= WHAT THE EXERCISE ASKS =
Each line that holds the word "image" should be returned.

= PROVIDED MATERIAL =
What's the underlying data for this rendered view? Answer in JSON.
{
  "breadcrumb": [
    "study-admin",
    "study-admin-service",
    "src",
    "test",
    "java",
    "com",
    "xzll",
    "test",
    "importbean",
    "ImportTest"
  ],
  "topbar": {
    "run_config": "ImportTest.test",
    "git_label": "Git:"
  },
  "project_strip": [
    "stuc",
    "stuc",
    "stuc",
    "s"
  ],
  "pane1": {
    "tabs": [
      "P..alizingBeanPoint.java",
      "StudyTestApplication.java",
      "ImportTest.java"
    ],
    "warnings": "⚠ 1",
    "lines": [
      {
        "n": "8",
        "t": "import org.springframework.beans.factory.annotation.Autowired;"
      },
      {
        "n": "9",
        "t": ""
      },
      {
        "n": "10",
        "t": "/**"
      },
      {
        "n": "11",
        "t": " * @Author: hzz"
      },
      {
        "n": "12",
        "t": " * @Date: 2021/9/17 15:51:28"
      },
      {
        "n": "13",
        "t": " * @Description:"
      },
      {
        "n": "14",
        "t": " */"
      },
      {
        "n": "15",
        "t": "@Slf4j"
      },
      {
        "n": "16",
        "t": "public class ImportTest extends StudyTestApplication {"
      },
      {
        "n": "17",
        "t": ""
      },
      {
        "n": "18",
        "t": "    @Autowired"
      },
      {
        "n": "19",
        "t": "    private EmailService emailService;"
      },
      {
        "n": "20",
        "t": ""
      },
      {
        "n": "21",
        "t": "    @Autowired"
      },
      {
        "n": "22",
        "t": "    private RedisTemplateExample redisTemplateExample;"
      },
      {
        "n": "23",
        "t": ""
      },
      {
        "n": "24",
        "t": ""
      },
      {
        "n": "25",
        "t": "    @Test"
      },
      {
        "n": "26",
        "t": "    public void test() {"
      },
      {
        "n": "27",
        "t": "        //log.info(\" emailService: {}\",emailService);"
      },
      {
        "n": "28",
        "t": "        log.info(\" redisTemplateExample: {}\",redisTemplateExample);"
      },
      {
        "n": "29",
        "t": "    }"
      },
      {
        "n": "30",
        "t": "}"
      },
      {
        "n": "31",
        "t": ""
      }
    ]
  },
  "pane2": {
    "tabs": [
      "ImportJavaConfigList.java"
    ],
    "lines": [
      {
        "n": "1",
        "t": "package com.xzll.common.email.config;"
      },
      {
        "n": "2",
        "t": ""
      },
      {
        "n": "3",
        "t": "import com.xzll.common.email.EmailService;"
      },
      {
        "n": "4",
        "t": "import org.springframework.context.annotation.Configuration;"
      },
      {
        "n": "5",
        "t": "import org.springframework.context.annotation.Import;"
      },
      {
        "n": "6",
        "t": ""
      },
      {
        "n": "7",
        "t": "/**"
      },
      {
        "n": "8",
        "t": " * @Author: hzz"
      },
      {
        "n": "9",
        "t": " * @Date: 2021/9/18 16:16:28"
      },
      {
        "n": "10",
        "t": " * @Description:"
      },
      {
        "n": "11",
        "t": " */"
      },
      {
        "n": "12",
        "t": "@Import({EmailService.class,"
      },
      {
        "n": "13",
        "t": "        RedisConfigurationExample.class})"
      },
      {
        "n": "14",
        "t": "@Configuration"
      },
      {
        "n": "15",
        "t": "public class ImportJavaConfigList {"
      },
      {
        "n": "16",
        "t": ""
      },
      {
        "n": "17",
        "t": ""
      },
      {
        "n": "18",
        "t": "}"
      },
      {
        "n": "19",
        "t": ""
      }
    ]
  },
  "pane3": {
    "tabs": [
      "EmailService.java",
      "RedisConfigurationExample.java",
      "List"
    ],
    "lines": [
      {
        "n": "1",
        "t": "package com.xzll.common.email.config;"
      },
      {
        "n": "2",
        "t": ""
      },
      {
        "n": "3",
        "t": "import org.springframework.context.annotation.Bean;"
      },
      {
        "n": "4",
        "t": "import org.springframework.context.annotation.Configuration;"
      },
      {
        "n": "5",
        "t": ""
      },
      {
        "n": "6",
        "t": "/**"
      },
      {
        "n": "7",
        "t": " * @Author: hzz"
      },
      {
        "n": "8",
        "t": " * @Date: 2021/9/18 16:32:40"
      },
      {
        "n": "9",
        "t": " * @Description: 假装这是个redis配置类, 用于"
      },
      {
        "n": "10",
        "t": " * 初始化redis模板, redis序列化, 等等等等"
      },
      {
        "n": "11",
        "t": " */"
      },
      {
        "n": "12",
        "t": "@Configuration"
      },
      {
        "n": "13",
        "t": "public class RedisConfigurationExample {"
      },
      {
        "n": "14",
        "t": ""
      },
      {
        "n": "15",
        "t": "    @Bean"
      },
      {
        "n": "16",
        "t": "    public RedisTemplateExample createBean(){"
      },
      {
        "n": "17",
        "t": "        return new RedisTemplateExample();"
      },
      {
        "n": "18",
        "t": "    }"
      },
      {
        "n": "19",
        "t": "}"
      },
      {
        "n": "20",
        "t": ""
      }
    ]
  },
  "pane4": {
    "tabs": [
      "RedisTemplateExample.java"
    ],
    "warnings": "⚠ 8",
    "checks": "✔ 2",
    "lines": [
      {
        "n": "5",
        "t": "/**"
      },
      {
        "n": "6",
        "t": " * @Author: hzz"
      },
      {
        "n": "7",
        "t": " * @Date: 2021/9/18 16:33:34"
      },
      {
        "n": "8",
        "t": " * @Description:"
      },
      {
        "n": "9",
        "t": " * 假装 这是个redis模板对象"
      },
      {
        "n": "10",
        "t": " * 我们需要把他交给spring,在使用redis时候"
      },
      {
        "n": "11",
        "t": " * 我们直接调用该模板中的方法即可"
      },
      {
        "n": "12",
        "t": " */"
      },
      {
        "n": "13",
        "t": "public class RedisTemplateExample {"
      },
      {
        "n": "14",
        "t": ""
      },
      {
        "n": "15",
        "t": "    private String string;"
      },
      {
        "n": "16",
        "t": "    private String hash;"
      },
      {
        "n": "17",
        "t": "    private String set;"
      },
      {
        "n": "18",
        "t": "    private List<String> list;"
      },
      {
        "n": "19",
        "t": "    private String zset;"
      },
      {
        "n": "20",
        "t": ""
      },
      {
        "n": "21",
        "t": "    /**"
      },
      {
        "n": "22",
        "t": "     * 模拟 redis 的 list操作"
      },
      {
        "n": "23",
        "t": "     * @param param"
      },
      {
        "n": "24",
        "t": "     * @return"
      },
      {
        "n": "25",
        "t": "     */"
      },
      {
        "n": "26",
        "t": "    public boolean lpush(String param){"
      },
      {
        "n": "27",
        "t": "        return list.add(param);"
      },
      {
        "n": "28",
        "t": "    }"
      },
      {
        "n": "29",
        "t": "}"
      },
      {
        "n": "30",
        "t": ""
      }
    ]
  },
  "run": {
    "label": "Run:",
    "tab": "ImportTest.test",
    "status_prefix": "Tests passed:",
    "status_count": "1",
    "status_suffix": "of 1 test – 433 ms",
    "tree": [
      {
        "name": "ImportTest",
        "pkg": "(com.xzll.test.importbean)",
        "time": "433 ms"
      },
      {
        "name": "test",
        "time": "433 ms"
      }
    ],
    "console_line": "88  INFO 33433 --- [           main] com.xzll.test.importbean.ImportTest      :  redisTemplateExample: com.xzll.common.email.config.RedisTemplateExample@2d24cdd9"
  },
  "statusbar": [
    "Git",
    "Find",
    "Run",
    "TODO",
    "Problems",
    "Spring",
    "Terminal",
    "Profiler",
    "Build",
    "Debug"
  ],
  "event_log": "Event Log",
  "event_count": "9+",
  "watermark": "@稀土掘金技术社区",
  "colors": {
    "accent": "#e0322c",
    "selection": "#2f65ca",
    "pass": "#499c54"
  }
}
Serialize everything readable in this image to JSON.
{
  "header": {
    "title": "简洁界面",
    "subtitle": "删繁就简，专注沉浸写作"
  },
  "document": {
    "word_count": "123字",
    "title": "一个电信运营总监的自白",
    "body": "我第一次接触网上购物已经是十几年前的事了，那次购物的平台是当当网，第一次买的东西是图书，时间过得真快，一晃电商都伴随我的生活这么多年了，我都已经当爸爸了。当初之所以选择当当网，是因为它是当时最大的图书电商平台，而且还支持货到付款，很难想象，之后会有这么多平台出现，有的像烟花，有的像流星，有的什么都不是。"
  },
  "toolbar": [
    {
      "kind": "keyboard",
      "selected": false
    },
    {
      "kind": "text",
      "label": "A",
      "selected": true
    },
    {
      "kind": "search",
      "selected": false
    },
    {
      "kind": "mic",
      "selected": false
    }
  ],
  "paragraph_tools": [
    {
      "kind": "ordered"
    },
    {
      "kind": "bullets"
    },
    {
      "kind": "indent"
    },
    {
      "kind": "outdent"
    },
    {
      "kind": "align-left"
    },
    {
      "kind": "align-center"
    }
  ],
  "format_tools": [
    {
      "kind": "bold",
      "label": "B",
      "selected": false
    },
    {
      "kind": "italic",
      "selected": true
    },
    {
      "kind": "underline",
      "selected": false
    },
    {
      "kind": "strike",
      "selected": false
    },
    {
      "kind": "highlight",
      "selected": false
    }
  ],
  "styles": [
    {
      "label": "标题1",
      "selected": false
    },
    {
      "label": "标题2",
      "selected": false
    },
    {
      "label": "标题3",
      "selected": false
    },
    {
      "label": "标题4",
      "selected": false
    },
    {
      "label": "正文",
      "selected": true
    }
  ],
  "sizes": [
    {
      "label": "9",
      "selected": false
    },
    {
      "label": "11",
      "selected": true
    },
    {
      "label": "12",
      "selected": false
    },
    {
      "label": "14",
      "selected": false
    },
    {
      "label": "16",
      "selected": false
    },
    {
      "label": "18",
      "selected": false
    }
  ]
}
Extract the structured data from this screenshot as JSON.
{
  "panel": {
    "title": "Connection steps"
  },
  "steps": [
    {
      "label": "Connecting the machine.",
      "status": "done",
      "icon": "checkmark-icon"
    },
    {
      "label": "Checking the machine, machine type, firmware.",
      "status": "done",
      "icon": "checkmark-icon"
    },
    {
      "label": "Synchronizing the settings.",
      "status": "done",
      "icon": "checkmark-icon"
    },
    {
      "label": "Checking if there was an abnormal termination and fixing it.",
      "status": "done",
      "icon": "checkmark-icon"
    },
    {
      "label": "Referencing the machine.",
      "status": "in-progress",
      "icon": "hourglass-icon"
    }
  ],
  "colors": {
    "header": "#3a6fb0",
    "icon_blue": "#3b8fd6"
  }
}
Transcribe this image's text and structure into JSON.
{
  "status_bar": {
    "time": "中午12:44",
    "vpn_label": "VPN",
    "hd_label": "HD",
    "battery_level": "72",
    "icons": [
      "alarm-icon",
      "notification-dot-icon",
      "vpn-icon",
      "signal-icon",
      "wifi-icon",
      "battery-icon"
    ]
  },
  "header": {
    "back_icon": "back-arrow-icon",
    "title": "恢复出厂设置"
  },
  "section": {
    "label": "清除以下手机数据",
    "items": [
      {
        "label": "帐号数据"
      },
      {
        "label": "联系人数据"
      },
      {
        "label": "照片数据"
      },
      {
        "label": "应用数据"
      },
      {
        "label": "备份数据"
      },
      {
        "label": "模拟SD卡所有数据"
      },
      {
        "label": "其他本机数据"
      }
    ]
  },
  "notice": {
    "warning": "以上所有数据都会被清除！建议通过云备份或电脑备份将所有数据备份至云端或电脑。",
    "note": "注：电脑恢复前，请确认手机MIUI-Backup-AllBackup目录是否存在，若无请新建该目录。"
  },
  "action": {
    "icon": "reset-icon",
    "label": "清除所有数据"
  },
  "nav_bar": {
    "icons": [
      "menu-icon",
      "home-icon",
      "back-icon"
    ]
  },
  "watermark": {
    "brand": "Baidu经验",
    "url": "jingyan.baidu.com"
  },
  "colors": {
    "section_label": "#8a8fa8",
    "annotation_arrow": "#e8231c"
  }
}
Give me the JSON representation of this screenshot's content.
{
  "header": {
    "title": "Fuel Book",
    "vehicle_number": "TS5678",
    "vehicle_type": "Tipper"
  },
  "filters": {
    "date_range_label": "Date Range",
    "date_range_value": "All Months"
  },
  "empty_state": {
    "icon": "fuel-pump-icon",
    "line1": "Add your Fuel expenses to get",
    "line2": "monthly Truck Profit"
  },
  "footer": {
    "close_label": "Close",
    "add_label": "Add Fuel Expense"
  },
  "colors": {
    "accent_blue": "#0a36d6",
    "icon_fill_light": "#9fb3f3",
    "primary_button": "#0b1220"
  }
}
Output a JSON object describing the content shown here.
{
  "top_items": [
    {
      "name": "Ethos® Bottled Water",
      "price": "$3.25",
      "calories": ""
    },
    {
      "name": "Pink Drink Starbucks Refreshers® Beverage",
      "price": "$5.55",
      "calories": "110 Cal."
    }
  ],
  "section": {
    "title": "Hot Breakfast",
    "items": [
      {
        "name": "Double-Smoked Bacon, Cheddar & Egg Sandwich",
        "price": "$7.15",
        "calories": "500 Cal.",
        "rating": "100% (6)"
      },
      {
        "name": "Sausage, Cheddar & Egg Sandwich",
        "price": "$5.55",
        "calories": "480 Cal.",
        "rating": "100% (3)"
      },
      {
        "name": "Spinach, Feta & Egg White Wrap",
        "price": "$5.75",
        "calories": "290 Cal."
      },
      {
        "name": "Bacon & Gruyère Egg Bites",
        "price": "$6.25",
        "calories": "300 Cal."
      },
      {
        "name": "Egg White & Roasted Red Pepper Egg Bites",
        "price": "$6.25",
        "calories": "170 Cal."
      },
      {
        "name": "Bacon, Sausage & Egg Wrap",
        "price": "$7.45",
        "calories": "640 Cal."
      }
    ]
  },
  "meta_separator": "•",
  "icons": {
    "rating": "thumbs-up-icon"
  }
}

= ANSWER TO THE EXERCISE =
Serialize everything readable in this image to JSON.
Transcribe this image's text and structure into JSON.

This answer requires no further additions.